→ **Record set**:
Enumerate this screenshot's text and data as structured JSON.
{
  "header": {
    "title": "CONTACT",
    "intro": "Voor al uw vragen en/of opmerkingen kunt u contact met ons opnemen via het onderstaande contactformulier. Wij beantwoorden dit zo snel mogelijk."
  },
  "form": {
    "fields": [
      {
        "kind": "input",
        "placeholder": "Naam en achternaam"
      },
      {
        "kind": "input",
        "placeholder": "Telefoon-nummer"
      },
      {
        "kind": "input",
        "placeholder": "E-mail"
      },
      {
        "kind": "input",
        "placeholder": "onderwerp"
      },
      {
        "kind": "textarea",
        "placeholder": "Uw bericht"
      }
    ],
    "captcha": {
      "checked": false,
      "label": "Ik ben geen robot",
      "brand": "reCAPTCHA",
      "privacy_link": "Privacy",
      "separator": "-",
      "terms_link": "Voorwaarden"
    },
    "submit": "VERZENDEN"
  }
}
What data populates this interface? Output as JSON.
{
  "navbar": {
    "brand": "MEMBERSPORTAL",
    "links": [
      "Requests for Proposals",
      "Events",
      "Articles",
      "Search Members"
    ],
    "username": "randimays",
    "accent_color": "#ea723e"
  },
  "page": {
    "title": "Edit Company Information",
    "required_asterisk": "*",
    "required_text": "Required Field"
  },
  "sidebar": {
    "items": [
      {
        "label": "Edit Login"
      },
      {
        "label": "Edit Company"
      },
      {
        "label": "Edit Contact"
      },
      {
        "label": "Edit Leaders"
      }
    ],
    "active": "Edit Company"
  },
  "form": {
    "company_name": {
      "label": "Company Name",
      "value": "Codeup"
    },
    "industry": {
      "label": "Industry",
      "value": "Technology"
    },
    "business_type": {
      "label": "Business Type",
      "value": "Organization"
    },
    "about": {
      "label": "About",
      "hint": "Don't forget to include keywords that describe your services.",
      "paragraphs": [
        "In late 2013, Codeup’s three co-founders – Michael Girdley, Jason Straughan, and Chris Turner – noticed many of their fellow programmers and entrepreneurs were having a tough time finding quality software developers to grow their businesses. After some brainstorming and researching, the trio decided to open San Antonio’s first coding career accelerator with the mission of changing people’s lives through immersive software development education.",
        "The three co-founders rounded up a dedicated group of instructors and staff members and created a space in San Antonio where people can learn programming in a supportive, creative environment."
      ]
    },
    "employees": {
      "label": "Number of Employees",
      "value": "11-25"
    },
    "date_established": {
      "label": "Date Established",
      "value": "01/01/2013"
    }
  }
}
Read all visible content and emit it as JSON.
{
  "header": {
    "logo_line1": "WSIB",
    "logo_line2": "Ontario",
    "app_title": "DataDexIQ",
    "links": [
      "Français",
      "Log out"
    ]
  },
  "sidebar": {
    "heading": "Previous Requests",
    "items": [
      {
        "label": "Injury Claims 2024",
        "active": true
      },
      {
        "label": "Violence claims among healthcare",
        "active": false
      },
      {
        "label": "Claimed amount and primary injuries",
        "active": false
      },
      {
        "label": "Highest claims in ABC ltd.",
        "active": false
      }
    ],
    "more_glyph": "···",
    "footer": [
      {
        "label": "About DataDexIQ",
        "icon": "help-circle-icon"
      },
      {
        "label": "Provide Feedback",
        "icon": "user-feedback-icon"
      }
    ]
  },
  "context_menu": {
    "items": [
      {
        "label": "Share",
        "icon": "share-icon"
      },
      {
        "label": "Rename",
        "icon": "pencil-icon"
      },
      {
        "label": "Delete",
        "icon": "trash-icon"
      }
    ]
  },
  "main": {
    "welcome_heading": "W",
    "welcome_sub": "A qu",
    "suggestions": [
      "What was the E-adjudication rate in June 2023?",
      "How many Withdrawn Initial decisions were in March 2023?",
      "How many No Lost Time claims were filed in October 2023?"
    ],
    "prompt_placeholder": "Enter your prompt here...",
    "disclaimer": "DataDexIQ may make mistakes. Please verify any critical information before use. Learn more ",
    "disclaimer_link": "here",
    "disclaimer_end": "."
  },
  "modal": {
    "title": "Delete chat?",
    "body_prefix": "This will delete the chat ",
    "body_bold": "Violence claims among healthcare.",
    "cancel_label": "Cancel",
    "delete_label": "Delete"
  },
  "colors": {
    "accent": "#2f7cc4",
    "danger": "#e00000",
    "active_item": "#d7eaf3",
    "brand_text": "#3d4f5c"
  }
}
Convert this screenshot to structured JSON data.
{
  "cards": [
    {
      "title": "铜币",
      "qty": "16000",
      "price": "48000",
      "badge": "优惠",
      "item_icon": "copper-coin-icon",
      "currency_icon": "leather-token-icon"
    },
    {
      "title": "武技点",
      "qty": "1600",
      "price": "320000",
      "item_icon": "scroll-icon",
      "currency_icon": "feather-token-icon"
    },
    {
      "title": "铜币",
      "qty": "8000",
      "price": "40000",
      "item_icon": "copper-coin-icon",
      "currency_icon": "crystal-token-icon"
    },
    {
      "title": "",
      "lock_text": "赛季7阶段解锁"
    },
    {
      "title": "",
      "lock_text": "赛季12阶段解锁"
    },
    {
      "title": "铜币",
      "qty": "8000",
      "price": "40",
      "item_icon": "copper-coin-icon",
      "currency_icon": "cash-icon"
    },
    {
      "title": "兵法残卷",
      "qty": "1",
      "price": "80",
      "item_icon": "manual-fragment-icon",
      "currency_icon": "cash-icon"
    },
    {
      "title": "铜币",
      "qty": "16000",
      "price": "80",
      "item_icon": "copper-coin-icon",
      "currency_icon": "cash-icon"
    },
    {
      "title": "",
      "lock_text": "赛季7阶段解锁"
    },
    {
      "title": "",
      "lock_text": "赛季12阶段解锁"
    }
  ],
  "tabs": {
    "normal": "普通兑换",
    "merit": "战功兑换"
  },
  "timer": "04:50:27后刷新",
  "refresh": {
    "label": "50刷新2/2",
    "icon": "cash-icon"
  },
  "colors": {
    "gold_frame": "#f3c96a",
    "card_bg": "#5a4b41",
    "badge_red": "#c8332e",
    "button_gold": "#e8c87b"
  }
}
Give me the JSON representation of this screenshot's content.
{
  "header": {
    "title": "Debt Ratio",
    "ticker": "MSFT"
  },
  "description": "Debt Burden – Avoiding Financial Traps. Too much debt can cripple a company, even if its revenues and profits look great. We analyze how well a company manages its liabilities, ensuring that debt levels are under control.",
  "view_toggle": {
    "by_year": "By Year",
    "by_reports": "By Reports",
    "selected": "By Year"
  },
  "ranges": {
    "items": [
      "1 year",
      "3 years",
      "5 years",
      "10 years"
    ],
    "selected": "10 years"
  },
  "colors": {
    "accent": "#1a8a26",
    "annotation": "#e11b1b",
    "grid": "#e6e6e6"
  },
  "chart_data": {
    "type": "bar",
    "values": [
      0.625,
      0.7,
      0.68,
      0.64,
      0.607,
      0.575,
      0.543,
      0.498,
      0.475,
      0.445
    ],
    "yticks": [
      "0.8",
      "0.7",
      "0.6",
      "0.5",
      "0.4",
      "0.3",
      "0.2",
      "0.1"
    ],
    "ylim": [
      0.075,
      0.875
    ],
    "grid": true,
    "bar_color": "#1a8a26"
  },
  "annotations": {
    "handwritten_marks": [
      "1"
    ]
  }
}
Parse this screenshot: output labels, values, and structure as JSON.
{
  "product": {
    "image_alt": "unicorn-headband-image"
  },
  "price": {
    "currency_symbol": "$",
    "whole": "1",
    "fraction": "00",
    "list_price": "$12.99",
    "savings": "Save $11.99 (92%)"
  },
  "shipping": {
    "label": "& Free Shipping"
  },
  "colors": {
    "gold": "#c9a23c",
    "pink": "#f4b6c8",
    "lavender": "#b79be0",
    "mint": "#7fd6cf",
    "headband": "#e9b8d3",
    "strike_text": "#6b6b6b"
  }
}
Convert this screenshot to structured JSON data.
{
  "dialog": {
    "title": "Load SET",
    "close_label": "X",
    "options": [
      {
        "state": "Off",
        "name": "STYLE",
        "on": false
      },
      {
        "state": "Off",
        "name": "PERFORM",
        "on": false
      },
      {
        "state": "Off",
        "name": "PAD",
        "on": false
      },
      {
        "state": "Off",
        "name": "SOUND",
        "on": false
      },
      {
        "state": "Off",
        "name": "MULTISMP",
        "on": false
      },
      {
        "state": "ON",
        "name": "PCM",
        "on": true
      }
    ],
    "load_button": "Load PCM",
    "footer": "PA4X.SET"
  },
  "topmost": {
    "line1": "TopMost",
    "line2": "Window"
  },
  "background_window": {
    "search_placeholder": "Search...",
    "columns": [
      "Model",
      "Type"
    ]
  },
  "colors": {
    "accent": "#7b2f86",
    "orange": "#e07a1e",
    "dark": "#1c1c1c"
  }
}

→ **Task to complete**: Count every line of the material above that holds the string "Requests", then state only the total.

→ **Solution for this problem**: 2